Copy down all of the data underneath, exactly as shown.

+++ Data in this exercise

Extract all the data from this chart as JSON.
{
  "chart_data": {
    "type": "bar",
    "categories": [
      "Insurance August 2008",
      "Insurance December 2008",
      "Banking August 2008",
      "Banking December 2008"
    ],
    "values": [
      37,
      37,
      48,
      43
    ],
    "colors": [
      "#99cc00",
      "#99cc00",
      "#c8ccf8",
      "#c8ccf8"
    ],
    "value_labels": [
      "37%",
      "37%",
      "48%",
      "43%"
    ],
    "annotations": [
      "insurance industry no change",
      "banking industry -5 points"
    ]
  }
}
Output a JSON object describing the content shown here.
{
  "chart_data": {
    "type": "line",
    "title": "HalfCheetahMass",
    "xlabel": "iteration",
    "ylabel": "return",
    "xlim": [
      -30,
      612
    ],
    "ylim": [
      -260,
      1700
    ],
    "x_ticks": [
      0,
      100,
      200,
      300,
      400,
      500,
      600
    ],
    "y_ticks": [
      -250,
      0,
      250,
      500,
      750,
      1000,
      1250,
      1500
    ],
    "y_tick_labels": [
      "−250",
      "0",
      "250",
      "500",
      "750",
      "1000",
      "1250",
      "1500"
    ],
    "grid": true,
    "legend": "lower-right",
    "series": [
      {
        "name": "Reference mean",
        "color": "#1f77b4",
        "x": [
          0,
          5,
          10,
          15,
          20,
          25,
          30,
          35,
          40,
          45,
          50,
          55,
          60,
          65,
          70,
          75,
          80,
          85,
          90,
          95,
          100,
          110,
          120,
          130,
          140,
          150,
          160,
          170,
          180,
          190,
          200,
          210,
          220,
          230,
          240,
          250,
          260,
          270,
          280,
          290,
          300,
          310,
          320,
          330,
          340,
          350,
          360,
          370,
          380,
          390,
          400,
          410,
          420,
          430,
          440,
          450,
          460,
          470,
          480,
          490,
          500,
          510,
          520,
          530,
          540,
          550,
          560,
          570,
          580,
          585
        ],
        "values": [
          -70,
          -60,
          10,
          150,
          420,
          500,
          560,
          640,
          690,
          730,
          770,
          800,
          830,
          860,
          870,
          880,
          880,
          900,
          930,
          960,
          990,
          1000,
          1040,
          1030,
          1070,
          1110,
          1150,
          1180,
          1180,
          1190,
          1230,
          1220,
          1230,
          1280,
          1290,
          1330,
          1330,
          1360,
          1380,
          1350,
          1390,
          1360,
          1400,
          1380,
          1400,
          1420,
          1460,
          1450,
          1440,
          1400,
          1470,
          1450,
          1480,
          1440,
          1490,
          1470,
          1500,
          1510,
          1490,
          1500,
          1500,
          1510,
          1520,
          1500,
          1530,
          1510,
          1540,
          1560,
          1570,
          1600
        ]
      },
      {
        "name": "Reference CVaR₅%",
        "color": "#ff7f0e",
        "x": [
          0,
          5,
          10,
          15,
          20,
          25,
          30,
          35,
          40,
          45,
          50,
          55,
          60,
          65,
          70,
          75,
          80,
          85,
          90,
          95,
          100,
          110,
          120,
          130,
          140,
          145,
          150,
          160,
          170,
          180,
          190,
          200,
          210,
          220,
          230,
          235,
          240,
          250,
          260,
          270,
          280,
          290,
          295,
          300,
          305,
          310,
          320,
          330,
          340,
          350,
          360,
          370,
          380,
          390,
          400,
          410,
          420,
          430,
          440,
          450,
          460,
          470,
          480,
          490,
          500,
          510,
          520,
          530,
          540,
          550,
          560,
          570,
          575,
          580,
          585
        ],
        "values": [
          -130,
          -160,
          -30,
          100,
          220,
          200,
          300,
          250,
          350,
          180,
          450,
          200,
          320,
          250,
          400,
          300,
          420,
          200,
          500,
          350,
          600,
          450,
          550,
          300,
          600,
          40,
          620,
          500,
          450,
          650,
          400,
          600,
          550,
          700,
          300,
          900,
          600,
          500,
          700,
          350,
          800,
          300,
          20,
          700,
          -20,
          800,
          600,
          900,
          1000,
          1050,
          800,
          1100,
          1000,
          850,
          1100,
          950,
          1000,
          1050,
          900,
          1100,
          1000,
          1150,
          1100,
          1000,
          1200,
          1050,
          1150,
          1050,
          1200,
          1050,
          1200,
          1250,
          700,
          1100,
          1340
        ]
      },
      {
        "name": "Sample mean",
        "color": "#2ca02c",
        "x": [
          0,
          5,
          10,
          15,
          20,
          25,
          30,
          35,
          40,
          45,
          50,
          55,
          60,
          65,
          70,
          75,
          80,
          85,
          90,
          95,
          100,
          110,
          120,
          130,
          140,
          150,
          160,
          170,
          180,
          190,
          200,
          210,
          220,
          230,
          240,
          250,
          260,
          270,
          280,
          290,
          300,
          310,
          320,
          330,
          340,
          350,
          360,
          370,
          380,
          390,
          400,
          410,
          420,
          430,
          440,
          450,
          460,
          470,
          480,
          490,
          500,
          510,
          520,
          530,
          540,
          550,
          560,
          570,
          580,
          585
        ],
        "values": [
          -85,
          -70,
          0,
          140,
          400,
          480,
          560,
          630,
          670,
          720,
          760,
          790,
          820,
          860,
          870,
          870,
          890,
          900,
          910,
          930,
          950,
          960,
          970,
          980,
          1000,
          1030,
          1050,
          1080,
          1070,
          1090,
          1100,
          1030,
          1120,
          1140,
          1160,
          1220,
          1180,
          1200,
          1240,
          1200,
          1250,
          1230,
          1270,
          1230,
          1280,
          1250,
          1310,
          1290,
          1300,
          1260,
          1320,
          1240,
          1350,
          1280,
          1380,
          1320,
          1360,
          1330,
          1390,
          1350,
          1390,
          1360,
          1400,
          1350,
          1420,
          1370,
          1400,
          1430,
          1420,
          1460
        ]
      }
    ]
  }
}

++++++

◆ Answer below:
Extract all the data from this chart as JSON.
{
  "chart_data": {
    "type": "bar",
    "categories": [
      "Insurance August 2008",
      "Insurance December 2008",
      "Banking August 2008",
      "Banking December 2008"
    ],
    "values": [
      37,
      37,
      48,
      43
    ],
    "colors": [
      "#99cc00",
      "#99cc00",
      "#c8ccf8",
      "#c8ccf8"
    ],
    "value_labels": [
      "37%",
      "37%",
      "48%",
      "43%"
    ],
    "annotations": [
      "insurance industry no change",
      "banking industry -5 points"
    ]
  }
}
Output a JSON object describing the content shown here.
{
  "chart_data": {
    "type": "line",
    "title": "HalfCheetahMass",
    "xlabel": "iteration",
    "ylabel": "return",
    "xlim": [
      -30,
      612
    ],
    "ylim": [
      -260,
      1700
    ],
    "x_ticks": [
      0,
      100,
      200,
      300,
      400,
      500,
      600
    ],
    "y_ticks": [
      -250,
      0,
      250,
      500,
      750,
      1000,
      1250,
      1500
    ],
    "y_tick_labels": [
      "−250",
      "0",
      "250",
      "500",
      "750",
      "1000",
      "1250",
      "1500"
    ],
    "grid": true,
    "legend": "lower-right",
    "series": [
      {
        "name": "Reference mean",
        "color": "#1f77b4",
        "x": [
          0,
          5,
          10,
          15,
          20,
          25,
          30,
          35,
          40,
          45,
          50,
          55,
          60,
          65,
          70,
          75,
          80,
          85,
          90,
          95,
          100,
          110,
          120,
          130,
          140,
          150,
          160,
          170,
          180,
          190,
          200,
          210,
          220,
          230,
          240,
          250,
          260,
          270,
          280,
          290,
          300,
          310,
          320,
          330,
          340,
          350,
          360,
          370,
          380,
          390,
          400,
          410,
          420,
          430,
          440,
          450,
          460,
          470,
          480,
          490,
          500,
          510,
          520,
          530,
          540,
          550,
          560,
          570,
          580,
          585
        ],
        "values": [
          -70,
          -60,
          10,
          150,
          420,
          500,
          560,
          640,
          690,
          730,
          770,
          800,
          830,
          860,
          870,
          880,
          880,
          900,
          930,
          960,
          990,
          1000,
          1040,
          1030,
          1070,
          1110,
          1150,
          1180,
          1180,
          1190,
          1230,
          1220,
          1230,
          1280,
          1290,
          1330,
          1330,
          1360,
          1380,
          1350,
          1390,
          1360,
          1400,
          1380,
          1400,
          1420,
          1460,
          1450,
          1440,
          1400,
          1470,
          1450,
          1480,
          1440,
          1490,
          1470,
          1500,
          1510,
          1490,
          1500,
          1500,
          1510,
          1520,
          1500,
          1530,
          1510,
          1540,
          1560,
          1570,
          1600
        ]
      },
      {
        "name": "Reference CVaR₅%",
        "color": "#ff7f0e",
        "x": [
          0,
          5,
          10,
          15,
          20,
          25,
          30,
          35,
          40,
          45,
          50,
          55,
          60,
          65,
          70,
          75,
          80,
          85,
          90,
          95,
          100,
          110,
          120,
          130,
          140,
          145,
          150,
          160,
          170,
          180,
          190,
          200,
          210,
          220,
          230,
          235,
          240,
          250,
          260,
          270,
          280,
          290,
          295,
          300,
          305,
          310,
          320,
          330,
          340,
          350,
          360,
          370,
          380,
          390,
          400,
          410,
          420,
          430,
          440,
          450,
          460,
          470,
          480,
          490,
          500,
          510,
          520,
          530,
          540,
          550,
          560,
          570,
          575,
          580,
          585
        ],
        "values": [
          -130,
          -160,
          -30,
          100,
          220,
          200,
          300,
          250,
          350,
          180,
          450,
          200,
          320,
          250,
          400,
          300,
          420,
          200,
          500,
          350,
          600,
          450,
          550,
          300,
          600,
          40,
          620,
          500,
          450,
          650,
          400,
          600,
          550,
          700,
          300,
          900,
          600,
          500,
          700,
          350,
          800,
          300,
          20,
          700,
          -20,
          800,
          600,
          900,
          1000,
          1050,
          800,
          1100,
          1000,
          850,
          1100,
          950,
          1000,
          1050,
          900,
          1100,
          1000,
          1150,
          1100,
          1000,
          1200,
          1050,
          1150,
          1050,
          1200,
          1050,
          1200,
          1250,
          700,
          1100,
          1340
        ]
      },
      {
        "name": "Sample mean",
        "color": "#2ca02c",
        "x": [
          0,
          5,
          10,
          15,
          20,
          25,
          30,
          35,
          40,
          45,
          50,
          55,
          60,
          65,
          70,
          75,
          80,
          85,
          90,
          95,
          100,
          110,
          120,
          130,
          140,
          150,
          160,
          170,
          180,
          190,
          200,
          210,
          220,
          230,
          240,
          250,
          260,
          270,
          280,
          290,
          300,
          310,
          320,
          330,
          340,
          350,
          360,
          370,
          380,
          390,
          400,
          410,
          420,
          430,
          440,
          450,
          460,
          470,
          480,
          490,
          500,
          510,
          520,
          530,
          540,
          550,
          560,
          570,
          580,
          585
        ],
        "values": [
          -85,
          -70,
          0,
          140,
          400,
          480,
          560,
          630,
          670,
          720,
          760,
          790,
          820,
          860,
          870,
          870,
          890,
          900,
          910,
          930,
          950,
          960,
          970,
          980,
          1000,
          1030,
          1050,
          1080,
          1070,
          1090,
          1100,
          1030,
          1120,
          1140,
          1160,
          1220,
          1180,
          1200,
          1240,
          1200,
          1250,
          1230,
          1270,
          1230,
          1280,
          1250,
          1310,
          1290,
          1300,
          1260,
          1320,
          1240,
          1350,
          1280,
          1380,
          1320,
          1360,
          1330,
          1390,
          1350,
          1390,
          1360,
          1400,
          1350,
          1420,
          1370,
          1400,
          1430,
          1420,
          1460
        ]
      }
    ]
  }
}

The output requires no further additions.